Dataset entries:

** START **

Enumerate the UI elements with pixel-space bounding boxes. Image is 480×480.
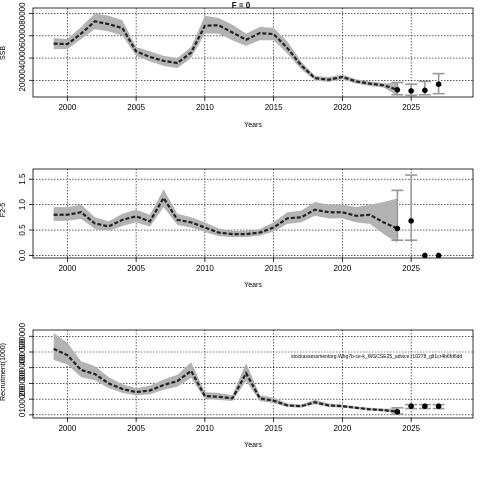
recruitment-panel: 2000 2005 2010 2015 2020 2025 0100000200000300… (0, 322, 474, 449)
x-tick-label: 2015 (265, 103, 283, 112)
x-tick-label: 2020 (333, 424, 351, 433)
x-tick-label: 2025 (402, 103, 420, 112)
x-tick-label: 2020 (333, 264, 351, 273)
projection-point (408, 218, 414, 224)
projection-point (435, 403, 442, 410)
x-tick-label: 2005 (127, 103, 145, 112)
median-line (53, 20, 398, 91)
plot-frame (32, 168, 474, 259)
x-tick-label: 2010 (196, 424, 214, 433)
x-axis-title: Years (244, 442, 262, 449)
projection-point (394, 408, 401, 415)
x-tick-label: 2010 (196, 103, 214, 112)
y-tick-label: 20000 (18, 69, 27, 92)
y-tick-label: 1.5 (18, 173, 27, 185)
x-axis-title: Years (244, 282, 262, 289)
y-tick-label: 0.5 (18, 224, 27, 236)
plot-frame (32, 7, 474, 98)
median-line (53, 347, 398, 413)
y-axis-title: SSB (0, 46, 7, 60)
confidence-band (53, 13, 398, 96)
projection-point (422, 252, 428, 259)
x-tick-label: 2025 (402, 424, 420, 433)
projection-point (394, 225, 401, 232)
y-tick-label: 200000 (18, 370, 27, 397)
chart-title: F = 0 (232, 1, 251, 10)
x-tick-label: 2005 (127, 424, 145, 433)
projection-point (422, 403, 428, 410)
y-tick-label: 80000 (18, 2, 27, 25)
projection-point (422, 87, 428, 94)
projection-point (394, 86, 401, 93)
y-tick-label: 60000 (18, 24, 27, 47)
projection-point (435, 81, 442, 88)
y-tick-label: 0.0 (18, 249, 27, 261)
confidence-band (53, 189, 398, 243)
y-tick-label: 300000 (18, 354, 27, 381)
annotation-text: stockassessmentorg.Whg7b-ce-k_WGCSE25_ad… (291, 354, 462, 360)
x-tick-label: 2015 (265, 264, 283, 273)
projection-point (408, 88, 414, 94)
x-tick-label: 2000 (58, 264, 76, 273)
x-tick-label: 2010 (196, 264, 214, 273)
y-axis-title: Recruitment(1000) (0, 343, 7, 401)
projection-point (435, 252, 442, 259)
y-tick-label: 40000 (18, 46, 27, 69)
y-tick-label: 400000 (18, 338, 27, 365)
y-tick-label: 1.0 (18, 198, 27, 210)
plot-frame (32, 329, 474, 419)
x-tick-label: 2005 (127, 264, 145, 273)
x-tick-label: 2000 (58, 424, 76, 433)
x-tick-label: 2000 (58, 103, 76, 112)
x-axis-title: Years (244, 122, 262, 129)
y-tick-label: 0 (18, 412, 27, 417)
y-tick-label: 500000 (18, 322, 27, 349)
fishing-mortality-panel: 2000 2005 2010 2015 2020 2025 0.0 0.5 1.0 1.5 Year… (0, 168, 474, 289)
x-tick-label: 2020 (333, 103, 351, 112)
ssb-panel: 2000 2005 2010 2015 2020 2025 2000040000600008… (0, 2, 474, 129)
x-tick-label: 2015 (265, 424, 283, 433)
x-tick-label: 2025 (402, 264, 420, 273)
y-axis-title: F2-5 (0, 203, 7, 218)
y-tick-label: 100000 (18, 385, 27, 412)
confidence-band (53, 333, 398, 414)
median-line (53, 195, 398, 236)
projection-point (408, 403, 414, 410)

** END **

Stated exercise: Can you reproduce every line of the listing above verbatim, leaving the picture out?

Output for this task:
Enumerate the UI elements with pixel-space bounding boxes. Image is 480×480.
recruitment-panel: 2000 2005 2010 2015 2020 2025 0100000200000300… (0, 322, 474, 449)
x-tick-label: 2015 (265, 103, 283, 112)
x-tick-label: 2020 (333, 424, 351, 433)
x-tick-label: 2025 (402, 103, 420, 112)
x-tick-label: 2020 (333, 264, 351, 273)
projection-point (408, 218, 414, 224)
projection-point (435, 403, 442, 410)
x-tick-label: 2005 (127, 103, 145, 112)
median-line (53, 20, 398, 91)
plot-frame (32, 168, 474, 259)
x-tick-label: 2010 (196, 424, 214, 433)
x-axis-title: Years (244, 442, 262, 449)
projection-point (394, 408, 401, 415)
x-tick-label: 2010 (196, 103, 214, 112)
y-tick-label: 20000 (18, 69, 27, 92)
y-tick-label: 1.5 (18, 173, 27, 185)
x-axis-title: Years (244, 282, 262, 289)
y-tick-label: 0.5 (18, 224, 27, 236)
plot-frame (32, 7, 474, 98)
median-line (53, 347, 398, 413)
y-axis-title: SSB (0, 46, 7, 60)
confidence-band (53, 13, 398, 96)
projection-point (422, 252, 428, 259)
x-tick-label: 2025 (402, 424, 420, 433)
projection-point (394, 225, 401, 232)
y-tick-label: 200000 (18, 370, 27, 397)
chart-title: F = 0 (232, 1, 251, 10)
x-tick-label: 2005 (127, 424, 145, 433)
projection-point (422, 403, 428, 410)
y-tick-label: 80000 (18, 2, 27, 25)
projection-point (422, 87, 428, 94)
projection-point (394, 86, 401, 93)
y-tick-label: 60000 (18, 24, 27, 47)
projection-point (435, 81, 442, 88)
y-tick-label: 0.0 (18, 249, 27, 261)
confidence-band (53, 189, 398, 243)
y-tick-label: 300000 (18, 354, 27, 381)
annotation-text: stockassessmentorg.Whg7b-ce-k_WGCSE25_ad… (291, 354, 462, 360)
x-tick-label: 2015 (265, 264, 283, 273)
projection-point (408, 88, 414, 94)
x-tick-label: 2000 (58, 264, 76, 273)
x-tick-label: 2010 (196, 264, 214, 273)
y-axis-title: Recruitment(1000) (0, 343, 7, 401)
projection-point (435, 252, 442, 259)
y-tick-label: 40000 (18, 46, 27, 69)
y-tick-label: 400000 (18, 338, 27, 365)
y-tick-label: 1.0 (18, 198, 27, 210)
plot-frame (32, 329, 474, 419)
x-tick-label: 2005 (127, 264, 145, 273)
x-tick-label: 2000 (58, 424, 76, 433)
x-tick-label: 2000 (58, 103, 76, 112)
x-axis-title: Years (244, 122, 262, 129)
y-tick-label: 0 (18, 412, 27, 417)
y-tick-label: 500000 (18, 322, 27, 349)
fishing-mortality-panel: 2000 2005 2010 2015 2020 2025 0.0 0.5 1.0 1.5 Year… (0, 168, 474, 289)
x-tick-label: 2020 (333, 103, 351, 112)
ssb-panel: 2000 2005 2010 2015 2020 2025 2000040000600008… (0, 2, 474, 129)
x-tick-label: 2015 (265, 424, 283, 433)
x-tick-label: 2025 (402, 264, 420, 273)
y-axis-title: F2-5 (0, 203, 7, 218)
y-tick-label: 100000 (18, 385, 27, 412)
confidence-band (53, 333, 398, 414)
median-line (53, 195, 398, 236)
projection-point (408, 403, 414, 410)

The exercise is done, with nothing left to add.